WHAT THE TASK ASKS >> Which lines in the listing below contain the string "slice"? Pull out each of them in full.

EXTRACTED ENTRIES >>
:::

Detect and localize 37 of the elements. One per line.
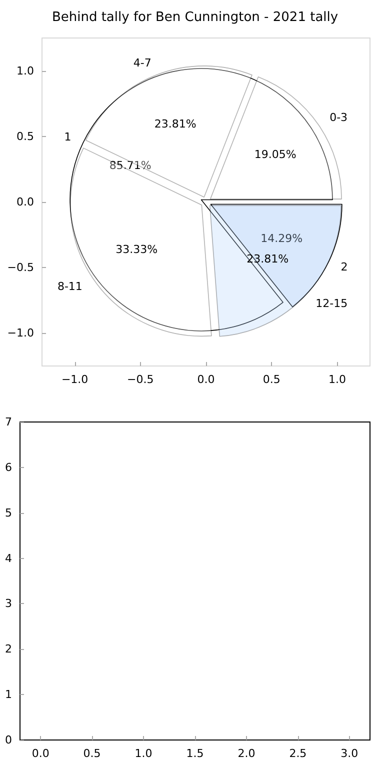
y-tick-label: 7 xyxy=(5,416,12,428)
x-tick-label: 1.0 xyxy=(134,747,152,760)
x-tick-label: −1.0 xyxy=(61,373,88,386)
data-label: 14.29% xyxy=(260,232,303,245)
x-tick-label: 1.5 xyxy=(186,747,204,760)
x-tick-label: 1.0 xyxy=(328,373,346,386)
x-tick-label: 0.0 xyxy=(197,373,215,386)
y-tick-label: 1.0 xyxy=(16,64,34,78)
y-tick-label: 6 xyxy=(5,460,12,474)
x-tick-label: 0.5 xyxy=(83,747,101,760)
slice-label: 2 xyxy=(340,260,348,274)
slice-label: 4-7 xyxy=(133,56,152,70)
y-tick-label: −0.5 xyxy=(7,261,34,274)
y-tick-label: 1 xyxy=(5,688,12,702)
data-label: 19.05% xyxy=(254,148,296,162)
slice-label: 1 xyxy=(64,130,72,144)
y-tick-label: −1.0 xyxy=(7,326,34,340)
chart-title: Behind tally for Ben Cunnington - 2021 tally xyxy=(52,10,338,25)
slice-label: 8-11 xyxy=(57,280,82,293)
data-label: 23.81% xyxy=(154,117,196,130)
y-tick-label: 0.5 xyxy=(16,130,34,143)
data-label: 85.71% xyxy=(109,159,152,172)
x-tick-label: 0.0 xyxy=(32,747,50,760)
y-tick-label: 5 xyxy=(5,506,12,520)
x-tick-label: 0.5 xyxy=(262,373,280,386)
y-tick-label: 2 xyxy=(5,642,12,656)
x-tick-label: −0.5 xyxy=(127,373,154,386)
y-tick-label: 0 xyxy=(5,734,12,746)
y-tick-label: 3 xyxy=(5,597,12,610)
data-label: 33.33% xyxy=(116,242,158,256)
x-tick-label: 2.0 xyxy=(238,747,256,760)
slice-label: 0-3 xyxy=(330,111,348,124)
x-tick-label: 3.0 xyxy=(340,747,358,760)
x-tick-label: 2.5 xyxy=(289,747,307,760)
slice-label: 12-15 xyxy=(316,297,348,310)
y-tick-label: 0.0 xyxy=(16,196,34,208)
y-tick-label: 4 xyxy=(5,552,12,565)
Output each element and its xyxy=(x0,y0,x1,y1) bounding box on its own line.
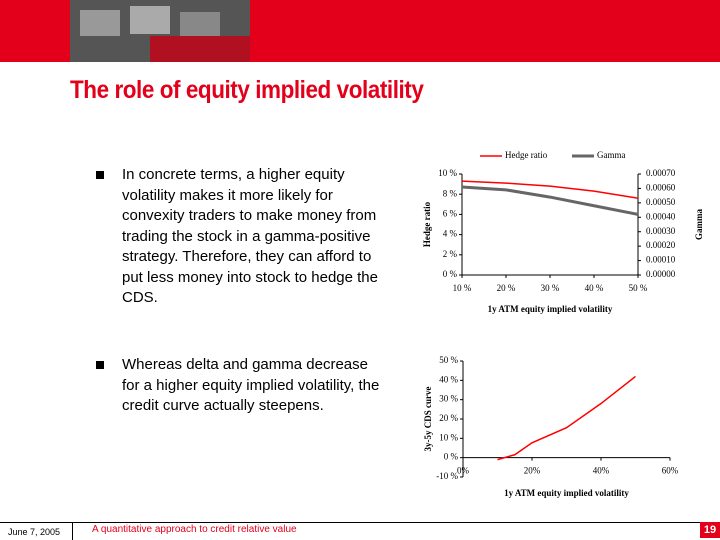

:::

RESULT FOR THIS EXERCISE >>
slice-label: 2 xyxy=(340,260,348,274)
slice-label: 4-7 xyxy=(133,56,152,70)
slice-label: 1 xyxy=(64,130,72,144)
slice-label: 8-11 xyxy=(57,280,82,293)
slice-label: 0-3 xyxy=(330,111,348,124)
slice-label: 12-15 xyxy=(316,297,348,310)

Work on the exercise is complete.